◆ **Work to complete**
Work out the number of lines in the listing that include the string "Speed". Reply with that number alone.

◆ **Data records**

● ● ●

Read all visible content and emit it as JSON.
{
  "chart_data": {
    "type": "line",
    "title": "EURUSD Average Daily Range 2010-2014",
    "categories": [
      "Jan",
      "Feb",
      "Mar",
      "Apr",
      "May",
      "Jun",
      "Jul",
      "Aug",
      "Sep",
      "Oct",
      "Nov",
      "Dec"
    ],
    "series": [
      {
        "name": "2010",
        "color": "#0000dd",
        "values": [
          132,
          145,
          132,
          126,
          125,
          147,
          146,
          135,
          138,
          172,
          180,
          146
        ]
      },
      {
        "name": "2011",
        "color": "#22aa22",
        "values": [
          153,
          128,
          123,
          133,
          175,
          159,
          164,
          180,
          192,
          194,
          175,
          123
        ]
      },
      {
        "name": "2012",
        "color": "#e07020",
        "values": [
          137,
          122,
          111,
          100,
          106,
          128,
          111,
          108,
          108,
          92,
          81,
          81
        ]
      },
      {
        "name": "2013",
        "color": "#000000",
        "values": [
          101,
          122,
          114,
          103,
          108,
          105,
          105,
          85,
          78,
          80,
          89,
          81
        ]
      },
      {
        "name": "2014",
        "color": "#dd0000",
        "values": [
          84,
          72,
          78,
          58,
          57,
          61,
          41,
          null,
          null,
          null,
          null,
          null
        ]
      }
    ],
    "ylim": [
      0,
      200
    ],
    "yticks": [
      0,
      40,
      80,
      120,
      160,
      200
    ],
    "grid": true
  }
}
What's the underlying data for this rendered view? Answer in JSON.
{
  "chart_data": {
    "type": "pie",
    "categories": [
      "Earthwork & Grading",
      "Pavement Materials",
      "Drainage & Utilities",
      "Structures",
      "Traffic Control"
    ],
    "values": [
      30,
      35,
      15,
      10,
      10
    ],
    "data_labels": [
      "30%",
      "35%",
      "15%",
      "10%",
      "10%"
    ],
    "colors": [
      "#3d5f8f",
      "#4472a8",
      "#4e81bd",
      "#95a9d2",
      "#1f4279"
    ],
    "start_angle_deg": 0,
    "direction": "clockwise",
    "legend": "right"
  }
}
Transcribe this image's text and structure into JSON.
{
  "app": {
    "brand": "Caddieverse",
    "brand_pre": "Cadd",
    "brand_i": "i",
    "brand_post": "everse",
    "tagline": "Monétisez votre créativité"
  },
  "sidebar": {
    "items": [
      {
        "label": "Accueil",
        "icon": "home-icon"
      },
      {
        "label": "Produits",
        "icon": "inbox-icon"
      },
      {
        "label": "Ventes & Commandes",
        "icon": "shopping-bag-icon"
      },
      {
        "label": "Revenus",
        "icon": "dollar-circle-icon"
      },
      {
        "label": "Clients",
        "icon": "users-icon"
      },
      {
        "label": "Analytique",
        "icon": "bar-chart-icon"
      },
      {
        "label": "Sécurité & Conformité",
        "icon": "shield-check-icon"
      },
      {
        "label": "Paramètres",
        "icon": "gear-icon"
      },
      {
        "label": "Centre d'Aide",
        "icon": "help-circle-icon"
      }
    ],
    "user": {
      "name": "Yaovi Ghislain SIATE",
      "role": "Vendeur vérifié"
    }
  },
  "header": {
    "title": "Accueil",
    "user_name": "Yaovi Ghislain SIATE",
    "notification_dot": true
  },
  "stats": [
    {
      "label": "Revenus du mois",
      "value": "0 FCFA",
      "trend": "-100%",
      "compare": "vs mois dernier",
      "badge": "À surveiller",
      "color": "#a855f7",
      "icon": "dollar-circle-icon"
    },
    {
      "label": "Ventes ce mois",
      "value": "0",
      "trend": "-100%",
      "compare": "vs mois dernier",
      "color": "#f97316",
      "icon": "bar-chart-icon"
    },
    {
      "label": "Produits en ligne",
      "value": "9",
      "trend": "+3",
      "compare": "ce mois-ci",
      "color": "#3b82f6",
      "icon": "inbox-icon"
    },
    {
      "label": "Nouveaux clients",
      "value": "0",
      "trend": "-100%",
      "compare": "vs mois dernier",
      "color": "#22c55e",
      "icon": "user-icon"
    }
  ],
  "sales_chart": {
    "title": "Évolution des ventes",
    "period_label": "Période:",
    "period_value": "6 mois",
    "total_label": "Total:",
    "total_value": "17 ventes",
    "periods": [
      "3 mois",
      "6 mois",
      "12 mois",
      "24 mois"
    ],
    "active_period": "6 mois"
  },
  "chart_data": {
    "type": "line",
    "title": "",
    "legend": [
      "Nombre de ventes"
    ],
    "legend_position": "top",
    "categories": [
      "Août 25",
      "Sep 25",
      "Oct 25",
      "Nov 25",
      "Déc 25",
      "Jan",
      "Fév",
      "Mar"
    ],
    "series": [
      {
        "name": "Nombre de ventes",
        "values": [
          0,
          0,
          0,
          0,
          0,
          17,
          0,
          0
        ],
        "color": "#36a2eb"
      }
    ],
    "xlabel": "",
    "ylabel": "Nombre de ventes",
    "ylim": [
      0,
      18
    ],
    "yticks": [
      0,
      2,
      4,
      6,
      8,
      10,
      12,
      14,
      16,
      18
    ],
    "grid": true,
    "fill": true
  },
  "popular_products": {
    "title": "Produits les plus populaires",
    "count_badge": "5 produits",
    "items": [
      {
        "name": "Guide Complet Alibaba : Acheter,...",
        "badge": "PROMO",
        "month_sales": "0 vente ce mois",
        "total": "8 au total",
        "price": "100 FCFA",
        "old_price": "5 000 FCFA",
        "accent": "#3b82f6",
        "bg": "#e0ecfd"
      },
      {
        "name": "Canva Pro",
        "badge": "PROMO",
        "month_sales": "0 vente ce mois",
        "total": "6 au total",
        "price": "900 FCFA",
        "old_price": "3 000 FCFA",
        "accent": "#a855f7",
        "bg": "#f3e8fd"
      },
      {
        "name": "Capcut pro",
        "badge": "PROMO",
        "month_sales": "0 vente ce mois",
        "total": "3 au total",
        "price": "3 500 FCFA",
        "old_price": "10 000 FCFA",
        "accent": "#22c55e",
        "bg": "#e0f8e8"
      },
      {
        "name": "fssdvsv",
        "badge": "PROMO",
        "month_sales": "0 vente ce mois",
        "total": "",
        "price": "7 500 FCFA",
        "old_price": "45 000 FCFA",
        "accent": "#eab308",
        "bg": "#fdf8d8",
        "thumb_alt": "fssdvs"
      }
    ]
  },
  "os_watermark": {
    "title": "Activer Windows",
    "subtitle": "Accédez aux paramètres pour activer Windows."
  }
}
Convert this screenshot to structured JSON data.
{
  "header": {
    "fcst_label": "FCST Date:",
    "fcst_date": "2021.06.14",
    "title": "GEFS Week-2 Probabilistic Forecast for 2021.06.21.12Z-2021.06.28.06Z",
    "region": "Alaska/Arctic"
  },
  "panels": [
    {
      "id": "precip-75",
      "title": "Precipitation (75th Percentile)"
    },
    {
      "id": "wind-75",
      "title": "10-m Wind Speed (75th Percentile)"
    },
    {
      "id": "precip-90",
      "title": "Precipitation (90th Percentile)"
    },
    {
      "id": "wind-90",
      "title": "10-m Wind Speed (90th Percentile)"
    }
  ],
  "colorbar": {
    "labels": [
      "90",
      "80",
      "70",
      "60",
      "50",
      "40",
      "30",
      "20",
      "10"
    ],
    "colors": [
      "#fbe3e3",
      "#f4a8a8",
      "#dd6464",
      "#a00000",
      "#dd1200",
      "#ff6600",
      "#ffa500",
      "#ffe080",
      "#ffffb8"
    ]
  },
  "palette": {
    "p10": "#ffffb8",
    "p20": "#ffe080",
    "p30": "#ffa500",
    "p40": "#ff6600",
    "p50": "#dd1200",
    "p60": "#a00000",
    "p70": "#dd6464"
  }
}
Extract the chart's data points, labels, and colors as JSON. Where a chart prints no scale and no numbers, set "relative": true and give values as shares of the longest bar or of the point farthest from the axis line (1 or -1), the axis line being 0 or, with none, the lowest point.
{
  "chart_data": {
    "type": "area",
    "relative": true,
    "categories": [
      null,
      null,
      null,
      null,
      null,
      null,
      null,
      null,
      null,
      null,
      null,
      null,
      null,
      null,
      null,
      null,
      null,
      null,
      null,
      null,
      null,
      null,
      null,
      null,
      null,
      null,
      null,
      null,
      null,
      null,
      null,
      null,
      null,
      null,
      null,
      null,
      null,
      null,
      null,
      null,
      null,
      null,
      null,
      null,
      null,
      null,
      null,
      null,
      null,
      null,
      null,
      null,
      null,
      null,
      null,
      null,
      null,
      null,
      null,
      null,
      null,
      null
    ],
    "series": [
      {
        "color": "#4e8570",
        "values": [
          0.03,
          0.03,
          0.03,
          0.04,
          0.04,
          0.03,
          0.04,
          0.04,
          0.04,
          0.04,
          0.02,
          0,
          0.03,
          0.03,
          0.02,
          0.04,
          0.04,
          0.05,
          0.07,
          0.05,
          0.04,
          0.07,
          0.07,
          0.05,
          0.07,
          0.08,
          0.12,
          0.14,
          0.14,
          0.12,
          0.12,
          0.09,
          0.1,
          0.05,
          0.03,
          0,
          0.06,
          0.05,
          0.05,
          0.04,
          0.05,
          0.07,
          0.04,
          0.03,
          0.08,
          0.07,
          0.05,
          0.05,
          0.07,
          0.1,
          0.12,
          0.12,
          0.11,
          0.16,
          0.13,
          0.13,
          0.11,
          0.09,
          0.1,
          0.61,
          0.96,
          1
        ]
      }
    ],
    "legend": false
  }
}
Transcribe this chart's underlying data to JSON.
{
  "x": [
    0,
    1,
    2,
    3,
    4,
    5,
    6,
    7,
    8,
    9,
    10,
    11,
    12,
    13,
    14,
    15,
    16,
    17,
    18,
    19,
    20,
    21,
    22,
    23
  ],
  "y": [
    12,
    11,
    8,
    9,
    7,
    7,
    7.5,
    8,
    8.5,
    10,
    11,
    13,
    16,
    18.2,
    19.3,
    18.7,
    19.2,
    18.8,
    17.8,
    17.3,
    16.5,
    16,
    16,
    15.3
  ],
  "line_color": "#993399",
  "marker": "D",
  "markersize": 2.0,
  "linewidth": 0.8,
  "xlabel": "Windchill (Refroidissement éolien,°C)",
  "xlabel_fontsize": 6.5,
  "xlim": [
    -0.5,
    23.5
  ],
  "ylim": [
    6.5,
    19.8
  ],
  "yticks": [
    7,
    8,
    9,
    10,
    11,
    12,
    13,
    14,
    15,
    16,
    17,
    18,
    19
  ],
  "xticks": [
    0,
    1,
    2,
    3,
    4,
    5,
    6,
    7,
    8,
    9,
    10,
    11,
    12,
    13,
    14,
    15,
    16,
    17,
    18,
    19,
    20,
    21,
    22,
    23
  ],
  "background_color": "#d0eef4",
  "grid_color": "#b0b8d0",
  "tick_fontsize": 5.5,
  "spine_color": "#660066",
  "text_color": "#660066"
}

● ● ●

◆ **Correct result**
2